Tally how many lines hold the string "atau". Your reply should be that number alone.
———
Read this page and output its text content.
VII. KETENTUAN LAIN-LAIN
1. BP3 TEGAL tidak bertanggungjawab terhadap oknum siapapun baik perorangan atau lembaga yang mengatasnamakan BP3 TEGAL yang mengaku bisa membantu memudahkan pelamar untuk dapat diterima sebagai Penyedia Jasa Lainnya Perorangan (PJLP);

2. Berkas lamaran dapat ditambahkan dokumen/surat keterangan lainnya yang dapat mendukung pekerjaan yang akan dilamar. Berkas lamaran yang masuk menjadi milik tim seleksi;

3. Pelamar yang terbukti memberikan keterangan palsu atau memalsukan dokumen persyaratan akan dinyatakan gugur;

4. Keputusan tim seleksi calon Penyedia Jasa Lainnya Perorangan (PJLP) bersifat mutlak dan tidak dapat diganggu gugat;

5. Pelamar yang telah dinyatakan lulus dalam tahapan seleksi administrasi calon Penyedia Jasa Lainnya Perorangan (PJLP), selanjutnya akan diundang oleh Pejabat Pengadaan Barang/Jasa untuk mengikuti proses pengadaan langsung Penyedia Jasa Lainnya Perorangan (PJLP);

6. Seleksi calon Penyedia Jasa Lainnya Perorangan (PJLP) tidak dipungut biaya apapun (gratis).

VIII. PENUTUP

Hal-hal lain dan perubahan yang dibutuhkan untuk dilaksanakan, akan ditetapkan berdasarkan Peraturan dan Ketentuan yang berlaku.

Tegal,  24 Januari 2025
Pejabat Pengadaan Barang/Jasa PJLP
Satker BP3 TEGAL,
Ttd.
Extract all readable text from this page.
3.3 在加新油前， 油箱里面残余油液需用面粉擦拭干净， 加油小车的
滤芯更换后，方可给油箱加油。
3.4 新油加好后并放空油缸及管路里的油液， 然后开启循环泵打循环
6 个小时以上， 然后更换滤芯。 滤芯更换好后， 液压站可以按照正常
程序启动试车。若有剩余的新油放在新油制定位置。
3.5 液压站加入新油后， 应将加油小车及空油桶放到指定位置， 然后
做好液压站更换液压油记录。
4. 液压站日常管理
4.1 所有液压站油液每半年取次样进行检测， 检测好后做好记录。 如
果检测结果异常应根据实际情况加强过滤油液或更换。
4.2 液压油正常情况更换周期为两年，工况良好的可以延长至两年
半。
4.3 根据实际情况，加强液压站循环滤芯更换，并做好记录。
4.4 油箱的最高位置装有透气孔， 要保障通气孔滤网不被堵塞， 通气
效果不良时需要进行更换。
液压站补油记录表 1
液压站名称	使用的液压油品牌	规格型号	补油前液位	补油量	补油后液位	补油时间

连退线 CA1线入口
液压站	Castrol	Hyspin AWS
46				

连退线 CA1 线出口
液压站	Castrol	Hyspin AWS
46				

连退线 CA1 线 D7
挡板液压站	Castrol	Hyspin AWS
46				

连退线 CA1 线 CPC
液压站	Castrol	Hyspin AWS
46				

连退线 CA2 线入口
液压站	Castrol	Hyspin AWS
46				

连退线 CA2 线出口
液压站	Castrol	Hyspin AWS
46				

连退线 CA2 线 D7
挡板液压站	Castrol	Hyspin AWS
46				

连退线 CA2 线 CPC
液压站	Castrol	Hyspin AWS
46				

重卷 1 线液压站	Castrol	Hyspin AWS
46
———
SOLUTION TO THIS EXERCISE :: 2